(Beginning of INPUT DATA)
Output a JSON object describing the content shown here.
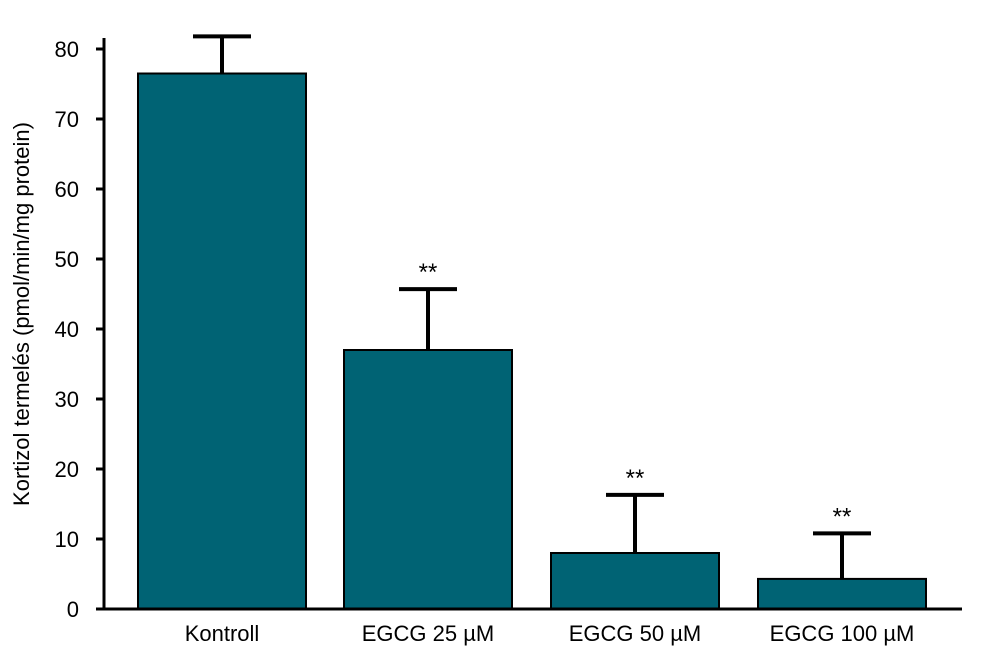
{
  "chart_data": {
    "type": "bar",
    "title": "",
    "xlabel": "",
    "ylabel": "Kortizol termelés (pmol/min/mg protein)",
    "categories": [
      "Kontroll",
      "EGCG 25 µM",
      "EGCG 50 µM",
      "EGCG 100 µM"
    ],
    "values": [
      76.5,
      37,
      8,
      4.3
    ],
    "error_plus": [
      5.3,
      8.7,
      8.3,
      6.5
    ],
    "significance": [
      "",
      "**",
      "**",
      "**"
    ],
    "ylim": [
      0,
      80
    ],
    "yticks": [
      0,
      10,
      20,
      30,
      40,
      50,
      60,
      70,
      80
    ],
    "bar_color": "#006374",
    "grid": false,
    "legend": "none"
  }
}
(End of INPUT DATA)
> [ABOUT THIS TASK] Print the records above again exactly. Leave out the images.

> [ANSWER]
Output a JSON object describing the content shown here.
{
  "chart_data": {
    "type": "bar",
    "title": "",
    "xlabel": "",
    "ylabel": "Kortizol termelés (pmol/min/mg protein)",
    "categories": [
      "Kontroll",
      "EGCG 25 µM",
      "EGCG 50 µM",
      "EGCG 100 µM"
    ],
    "values": [
      76.5,
      37,
      8,
      4.3
    ],
    "error_plus": [
      5.3,
      8.7,
      8.3,
      6.5
    ],
    "significance": [
      "",
      "**",
      "**",
      "**"
    ],
    "ylim": [
      0,
      80
    ],
    "yticks": [
      0,
      10,
      20,
      30,
      40,
      50,
      60,
      70,
      80
    ],
    "bar_color": "#006374",
    "grid": false,
    "legend": "none"
  }
}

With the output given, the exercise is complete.